Please output every line of the material as it stands, without the pictures.

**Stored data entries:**
-------------------------

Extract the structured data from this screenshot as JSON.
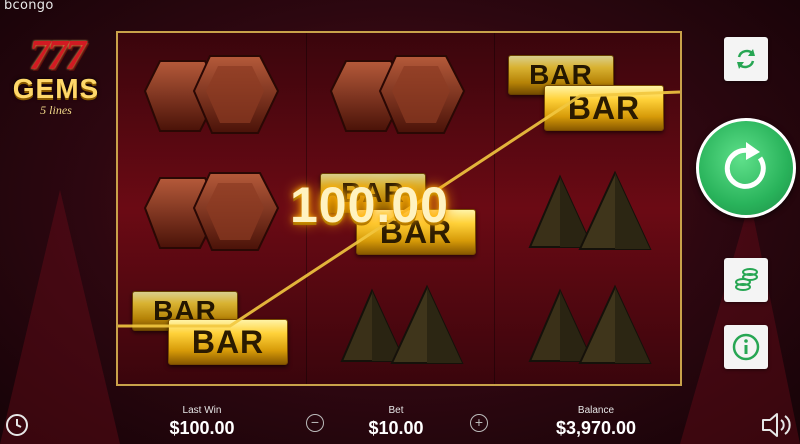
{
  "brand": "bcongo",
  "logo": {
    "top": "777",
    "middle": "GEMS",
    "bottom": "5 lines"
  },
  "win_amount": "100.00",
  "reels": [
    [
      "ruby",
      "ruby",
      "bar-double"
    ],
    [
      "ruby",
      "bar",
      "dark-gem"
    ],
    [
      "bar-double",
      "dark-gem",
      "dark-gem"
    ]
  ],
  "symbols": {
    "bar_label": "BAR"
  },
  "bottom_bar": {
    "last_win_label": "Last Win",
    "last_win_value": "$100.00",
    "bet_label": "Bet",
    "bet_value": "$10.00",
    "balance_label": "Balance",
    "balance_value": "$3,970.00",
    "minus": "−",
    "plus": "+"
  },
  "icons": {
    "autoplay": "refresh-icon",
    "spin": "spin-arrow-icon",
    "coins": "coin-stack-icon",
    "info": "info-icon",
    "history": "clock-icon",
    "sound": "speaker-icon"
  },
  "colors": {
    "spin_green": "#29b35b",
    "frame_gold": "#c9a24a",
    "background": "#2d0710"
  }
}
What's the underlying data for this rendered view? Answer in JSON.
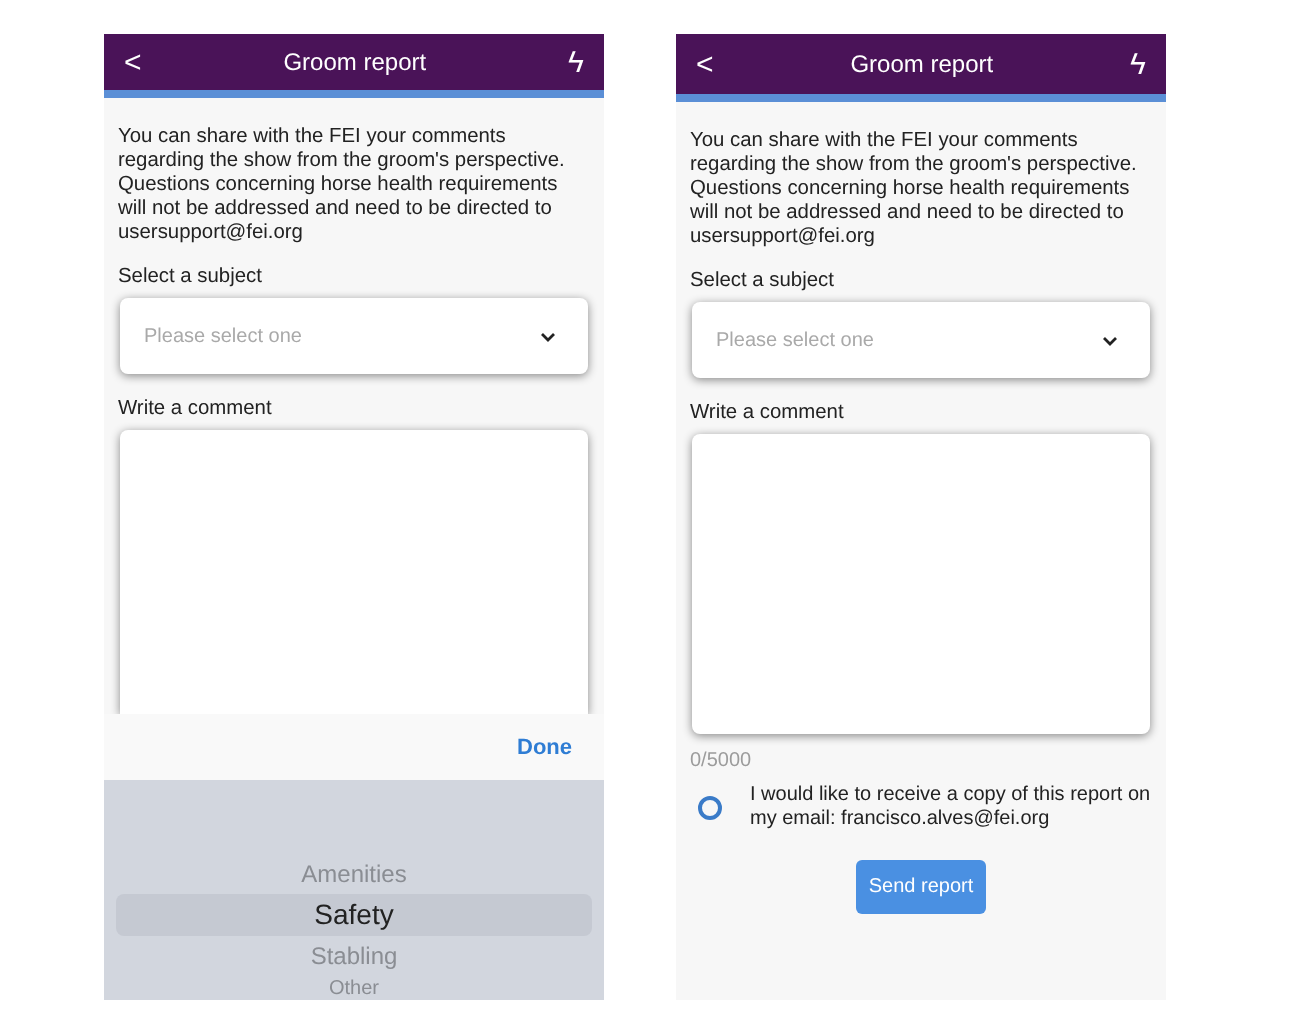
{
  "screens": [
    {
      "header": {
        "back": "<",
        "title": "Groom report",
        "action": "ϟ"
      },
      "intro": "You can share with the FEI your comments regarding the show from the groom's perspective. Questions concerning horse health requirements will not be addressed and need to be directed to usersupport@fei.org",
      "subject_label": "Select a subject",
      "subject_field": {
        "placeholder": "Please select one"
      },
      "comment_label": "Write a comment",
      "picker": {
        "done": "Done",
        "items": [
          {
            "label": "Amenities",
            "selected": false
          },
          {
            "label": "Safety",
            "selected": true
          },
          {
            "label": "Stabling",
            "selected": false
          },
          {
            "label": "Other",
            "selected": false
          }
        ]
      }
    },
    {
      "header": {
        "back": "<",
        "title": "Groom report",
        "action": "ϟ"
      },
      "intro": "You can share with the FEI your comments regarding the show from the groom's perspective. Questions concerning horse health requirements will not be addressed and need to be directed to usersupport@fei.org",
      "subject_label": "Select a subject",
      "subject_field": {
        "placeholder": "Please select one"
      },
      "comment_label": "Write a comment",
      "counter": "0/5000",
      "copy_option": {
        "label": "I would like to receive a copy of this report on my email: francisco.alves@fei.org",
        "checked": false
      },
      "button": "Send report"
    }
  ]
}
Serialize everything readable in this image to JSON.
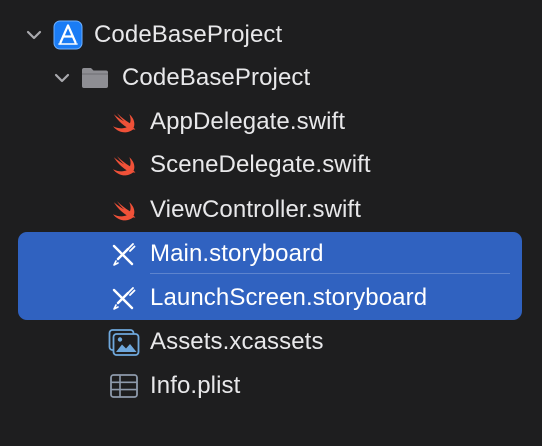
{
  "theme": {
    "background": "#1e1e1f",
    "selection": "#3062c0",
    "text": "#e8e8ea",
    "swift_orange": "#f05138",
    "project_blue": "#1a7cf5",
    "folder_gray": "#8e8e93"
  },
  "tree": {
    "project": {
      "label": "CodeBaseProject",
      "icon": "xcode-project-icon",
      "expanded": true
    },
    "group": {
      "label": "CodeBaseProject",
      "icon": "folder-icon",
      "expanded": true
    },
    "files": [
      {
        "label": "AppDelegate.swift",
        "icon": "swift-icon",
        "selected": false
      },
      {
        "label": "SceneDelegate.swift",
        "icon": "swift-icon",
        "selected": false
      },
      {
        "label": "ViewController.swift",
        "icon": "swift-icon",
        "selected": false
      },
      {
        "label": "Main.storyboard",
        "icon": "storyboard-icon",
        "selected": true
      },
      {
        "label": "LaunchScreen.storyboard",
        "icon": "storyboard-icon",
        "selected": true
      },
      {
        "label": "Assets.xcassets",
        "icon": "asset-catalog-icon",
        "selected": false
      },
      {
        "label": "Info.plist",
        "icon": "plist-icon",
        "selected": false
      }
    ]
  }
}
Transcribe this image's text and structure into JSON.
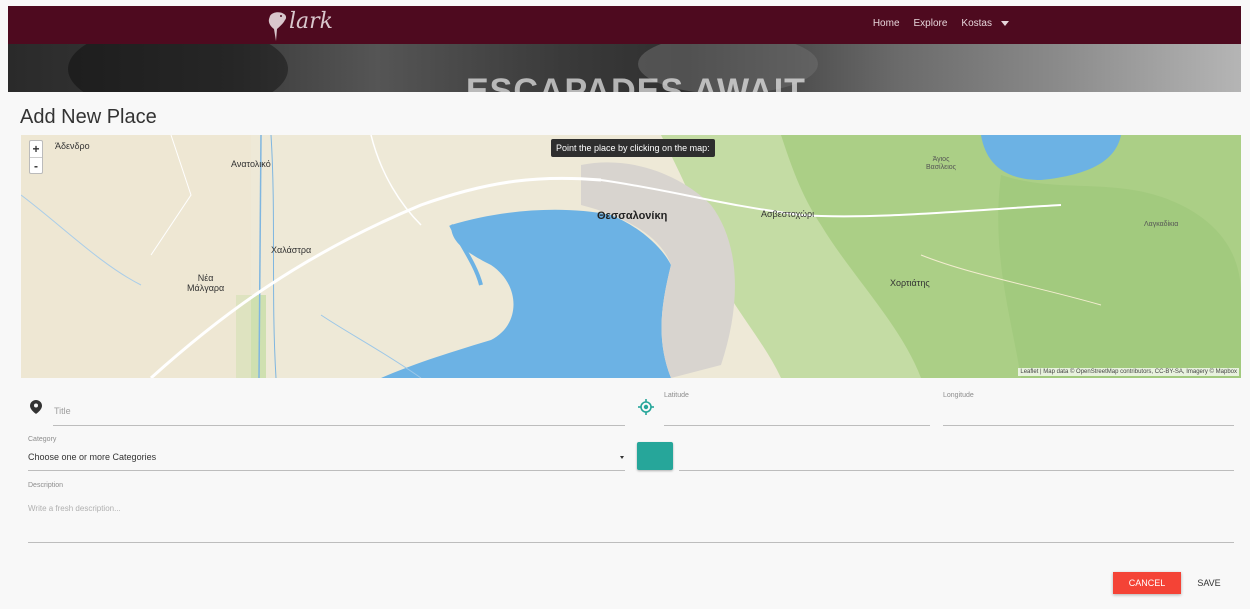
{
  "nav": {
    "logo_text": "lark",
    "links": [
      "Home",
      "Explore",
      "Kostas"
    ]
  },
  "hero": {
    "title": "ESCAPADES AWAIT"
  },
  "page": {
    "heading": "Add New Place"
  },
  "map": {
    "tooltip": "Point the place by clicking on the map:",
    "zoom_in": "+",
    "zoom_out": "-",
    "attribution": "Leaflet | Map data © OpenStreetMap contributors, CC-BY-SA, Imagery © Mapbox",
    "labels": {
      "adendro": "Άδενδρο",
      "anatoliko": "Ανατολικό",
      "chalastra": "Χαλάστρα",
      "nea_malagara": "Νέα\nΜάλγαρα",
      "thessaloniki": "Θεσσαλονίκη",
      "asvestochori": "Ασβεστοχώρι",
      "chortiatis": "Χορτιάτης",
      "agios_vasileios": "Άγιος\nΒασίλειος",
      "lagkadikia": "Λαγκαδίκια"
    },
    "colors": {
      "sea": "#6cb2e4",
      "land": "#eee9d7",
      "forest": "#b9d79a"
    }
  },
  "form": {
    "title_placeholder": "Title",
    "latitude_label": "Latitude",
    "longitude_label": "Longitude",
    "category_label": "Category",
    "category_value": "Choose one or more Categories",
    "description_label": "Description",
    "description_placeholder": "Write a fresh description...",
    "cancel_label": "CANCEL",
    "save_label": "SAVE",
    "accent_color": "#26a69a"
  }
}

-------------------------

**The response:**
Extract the structured data from this screenshot as JSON.
{
  "brand": "bcongo",
  "logo": {
    "top": "777",
    "middle": "GEMS",
    "bottom": "5 lines"
  },
  "win_amount": "100.00",
  "reels": [
    [
      "ruby",
      "ruby",
      "bar-double"
    ],
    [
      "ruby",
      "bar",
      "dark-gem"
    ],
    [
      "bar-double",
      "dark-gem",
      "dark-gem"
    ]
  ],
  "symbols": {
    "bar_label": "BAR"
  },
  "bottom_bar": {
    "last_win_label": "Last Win",
    "last_win_value": "$100.00",
    "bet_label": "Bet",
    "bet_value": "$10.00",
    "balance_label": "Balance",
    "balance_value": "$3,970.00",
    "minus": "−",
    "plus": "+"
  },
  "icons": {
    "autoplay": "refresh-icon",
    "spin": "spin-arrow-icon",
    "coins": "coin-stack-icon",
    "info": "info-icon",
    "history": "clock-icon",
    "sound": "speaker-icon"
  },
  "colors": {
    "spin_green": "#29b35b",
    "frame_gold": "#c9a24a",
    "background": "#2d0710"
  }
}
What's the underlying data for this rendered view? Answer in JSON.
{
  "screens": [
    {
      "header": {
        "back": "<",
        "title": "Groom report",
        "action": "ϟ"
      },
      "intro": "You can share with the FEI your comments regarding the show from the groom's perspective. Questions concerning horse health requirements will not be addressed and need to be directed to usersupport@fei.org",
      "subject_label": "Select a subject",
      "subject_field": {
        "placeholder": "Please select one"
      },
      "comment_label": "Write a comment",
      "picker": {
        "done": "Done",
        "items": [
          {
            "label": "Amenities",
            "selected": false
          },
          {
            "label": "Safety",
            "selected": true
          },
          {
            "label": "Stabling",
            "selected": false
          },
          {
            "label": "Other",
            "selected": false
          }
        ]
      }
    },
    {
      "header": {
        "back": "<",
        "title": "Groom report",
        "action": "ϟ"
      },
      "intro": "You can share with the FEI your comments regarding the show from the groom's perspective. Questions concerning horse health requirements will not be addressed and need to be directed to usersupport@fei.org",
      "subject_label": "Select a subject",
      "subject_field": {
        "placeholder": "Please select one"
      },
      "comment_label": "Write a comment",
      "counter": "0/5000",
      "copy_option": {
        "label": "I would like to receive a copy of this report on my email: francisco.alves@fei.org",
        "checked": false
      },
      "button": "Send report"
    }
  ]
}
Serialize everything readable in this image to JSON.
{
  "theme": {
    "background": "#1e1e1f",
    "selection": "#3062c0",
    "text": "#e8e8ea",
    "swift_orange": "#f05138",
    "project_blue": "#1a7cf5",
    "folder_gray": "#8e8e93"
  },
  "tree": {
    "project": {
      "label": "CodeBaseProject",
      "icon": "xcode-project-icon",
      "expanded": true
    },
    "group": {
      "label": "CodeBaseProject",
      "icon": "folder-icon",
      "expanded": true
    },
    "files": [
      {
        "label": "AppDelegate.swift",
        "icon": "swift-icon",
        "selected": false
      },
      {
        "label": "SceneDelegate.swift",
        "icon": "swift-icon",
        "selected": false
      },
      {
        "label": "ViewController.swift",
        "icon": "swift-icon",
        "selected": false
      },
      {
        "label": "Main.storyboard",
        "icon": "storyboard-icon",
        "selected": true
      },
      {
        "label": "LaunchScreen.storyboard",
        "icon": "storyboard-icon",
        "selected": true
      },
      {
        "label": "Assets.xcassets",
        "icon": "asset-catalog-icon",
        "selected": false
      },
      {
        "label": "Info.plist",
        "icon": "plist-icon",
        "selected": false
      }
    ]
  }
}
Transcribe this image's text and structure into JSON.
{
  "nav": {
    "logo_text": "lark",
    "links": [
      "Home",
      "Explore",
      "Kostas"
    ]
  },
  "hero": {
    "title": "ESCAPADES AWAIT"
  },
  "page": {
    "heading": "Add New Place"
  },
  "map": {
    "tooltip": "Point the place by clicking on the map:",
    "zoom_in": "+",
    "zoom_out": "-",
    "attribution": "Leaflet | Map data © OpenStreetMap contributors, CC-BY-SA, Imagery © Mapbox",
    "labels": {
      "adendro": "Άδενδρο",
      "anatoliko": "Ανατολικό",
      "chalastra": "Χαλάστρα",
      "nea_malagara": "Νέα\nΜάλγαρα",
      "thessaloniki": "Θεσσαλονίκη",
      "asvestochori": "Ασβεστοχώρι",
      "chortiatis": "Χορτιάτης",
      "agios_vasileios": "Άγιος\nΒασίλειος",
      "lagkadikia": "Λαγκαδίκια"
    },
    "colors": {
      "sea": "#6cb2e4",
      "land": "#eee9d7",
      "forest": "#b9d79a"
    }
  },
  "form": {
    "title_placeholder": "Title",
    "latitude_label": "Latitude",
    "longitude_label": "Longitude",
    "category_label": "Category",
    "category_value": "Choose one or more Categories",
    "description_label": "Description",
    "description_placeholder": "Write a fresh description...",
    "cancel_label": "CANCEL",
    "save_label": "SAVE",
    "accent_color": "#26a69a"
  }
}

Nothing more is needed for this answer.